Aim of the task
Copy each line in the data that includes the word "text".

####

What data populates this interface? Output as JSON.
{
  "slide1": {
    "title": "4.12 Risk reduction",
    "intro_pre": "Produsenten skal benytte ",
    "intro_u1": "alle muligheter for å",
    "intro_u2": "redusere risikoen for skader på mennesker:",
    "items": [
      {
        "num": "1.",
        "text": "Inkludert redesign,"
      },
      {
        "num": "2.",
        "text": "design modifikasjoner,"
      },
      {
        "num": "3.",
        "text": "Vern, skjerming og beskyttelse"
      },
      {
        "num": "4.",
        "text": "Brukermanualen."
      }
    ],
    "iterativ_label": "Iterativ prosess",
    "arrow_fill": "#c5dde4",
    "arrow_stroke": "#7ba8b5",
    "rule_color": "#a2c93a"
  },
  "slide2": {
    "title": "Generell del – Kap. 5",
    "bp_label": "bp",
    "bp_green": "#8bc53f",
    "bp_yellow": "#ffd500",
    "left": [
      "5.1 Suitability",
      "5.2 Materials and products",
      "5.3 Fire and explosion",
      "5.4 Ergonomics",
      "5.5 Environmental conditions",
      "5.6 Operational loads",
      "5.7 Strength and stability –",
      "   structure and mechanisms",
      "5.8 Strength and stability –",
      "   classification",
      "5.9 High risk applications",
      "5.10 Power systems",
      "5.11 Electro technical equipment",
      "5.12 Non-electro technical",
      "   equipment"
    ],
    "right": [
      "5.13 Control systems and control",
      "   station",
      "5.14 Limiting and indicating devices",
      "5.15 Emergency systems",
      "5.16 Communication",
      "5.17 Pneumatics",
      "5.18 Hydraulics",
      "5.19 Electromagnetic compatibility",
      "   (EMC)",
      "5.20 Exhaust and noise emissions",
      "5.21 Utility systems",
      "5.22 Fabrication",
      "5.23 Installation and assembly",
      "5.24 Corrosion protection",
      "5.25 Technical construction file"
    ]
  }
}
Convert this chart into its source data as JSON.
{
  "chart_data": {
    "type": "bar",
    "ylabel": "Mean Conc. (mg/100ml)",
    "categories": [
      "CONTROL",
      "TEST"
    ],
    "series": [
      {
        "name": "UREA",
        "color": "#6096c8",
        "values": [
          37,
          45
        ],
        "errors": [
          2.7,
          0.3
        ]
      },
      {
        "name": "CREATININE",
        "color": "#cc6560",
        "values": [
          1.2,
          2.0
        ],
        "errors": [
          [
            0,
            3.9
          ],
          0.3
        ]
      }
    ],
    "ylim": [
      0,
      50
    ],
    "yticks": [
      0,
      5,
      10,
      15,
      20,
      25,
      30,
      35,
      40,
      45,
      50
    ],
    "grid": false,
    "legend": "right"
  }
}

####

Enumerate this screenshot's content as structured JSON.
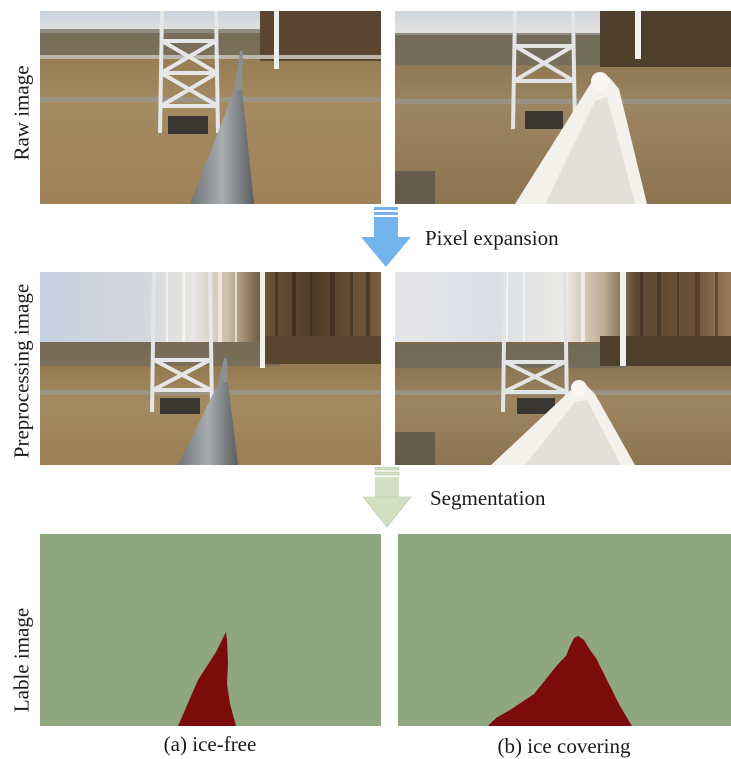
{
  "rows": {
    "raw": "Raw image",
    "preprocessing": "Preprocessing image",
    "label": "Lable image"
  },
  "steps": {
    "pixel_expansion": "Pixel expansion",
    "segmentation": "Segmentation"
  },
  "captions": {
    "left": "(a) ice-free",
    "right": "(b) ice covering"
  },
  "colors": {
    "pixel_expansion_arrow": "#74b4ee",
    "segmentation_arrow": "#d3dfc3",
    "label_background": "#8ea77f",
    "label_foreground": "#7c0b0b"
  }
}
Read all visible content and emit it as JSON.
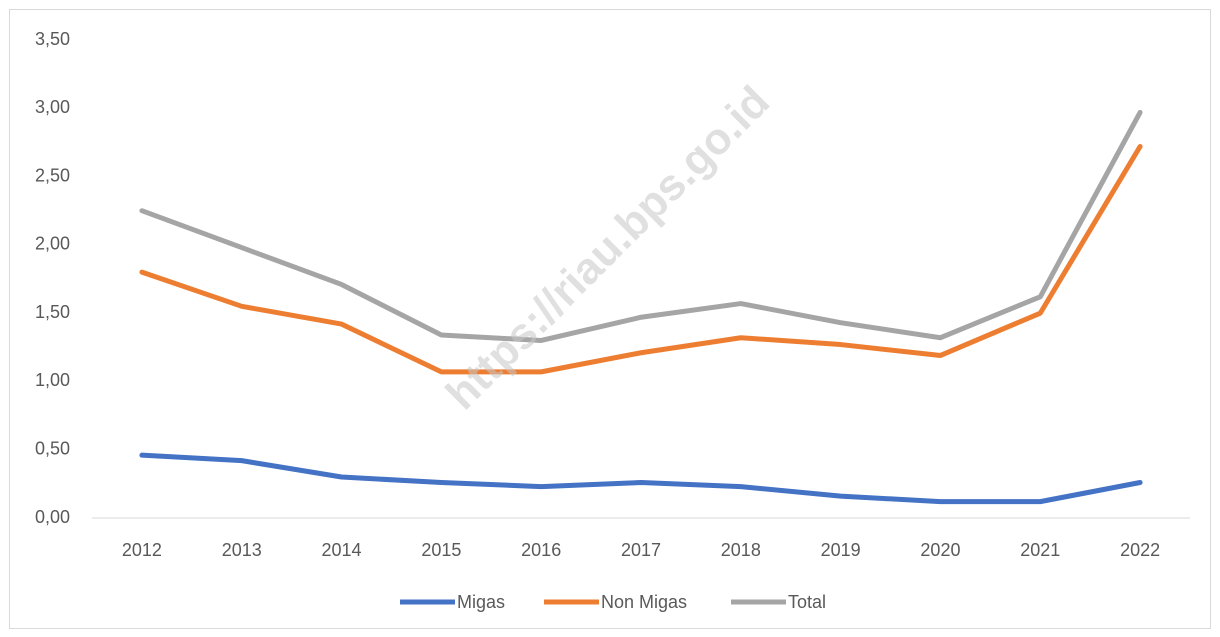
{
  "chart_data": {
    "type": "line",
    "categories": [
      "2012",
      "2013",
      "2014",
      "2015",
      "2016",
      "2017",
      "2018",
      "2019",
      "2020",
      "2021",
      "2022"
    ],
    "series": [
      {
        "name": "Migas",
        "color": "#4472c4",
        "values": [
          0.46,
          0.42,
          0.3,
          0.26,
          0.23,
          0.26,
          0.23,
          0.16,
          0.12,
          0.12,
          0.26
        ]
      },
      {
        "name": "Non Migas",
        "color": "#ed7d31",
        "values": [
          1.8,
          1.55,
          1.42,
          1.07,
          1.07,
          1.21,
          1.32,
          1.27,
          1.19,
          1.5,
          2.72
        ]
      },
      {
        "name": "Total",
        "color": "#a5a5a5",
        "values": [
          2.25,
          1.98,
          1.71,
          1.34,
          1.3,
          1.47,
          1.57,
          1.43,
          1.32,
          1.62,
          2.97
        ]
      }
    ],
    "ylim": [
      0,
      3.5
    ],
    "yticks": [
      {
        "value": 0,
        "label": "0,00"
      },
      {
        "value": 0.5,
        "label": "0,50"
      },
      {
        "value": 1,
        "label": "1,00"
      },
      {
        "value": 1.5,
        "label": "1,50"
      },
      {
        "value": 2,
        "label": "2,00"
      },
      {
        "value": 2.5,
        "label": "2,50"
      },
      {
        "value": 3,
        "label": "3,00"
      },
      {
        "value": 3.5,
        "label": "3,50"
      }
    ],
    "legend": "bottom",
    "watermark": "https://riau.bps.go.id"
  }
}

####

The result
        "text": "Inkludert redesign,"
        "text": "design modifikasjoner,"
        "text": "Vern, skjerming og beskyttelse"
        "text": "Brukermanualen."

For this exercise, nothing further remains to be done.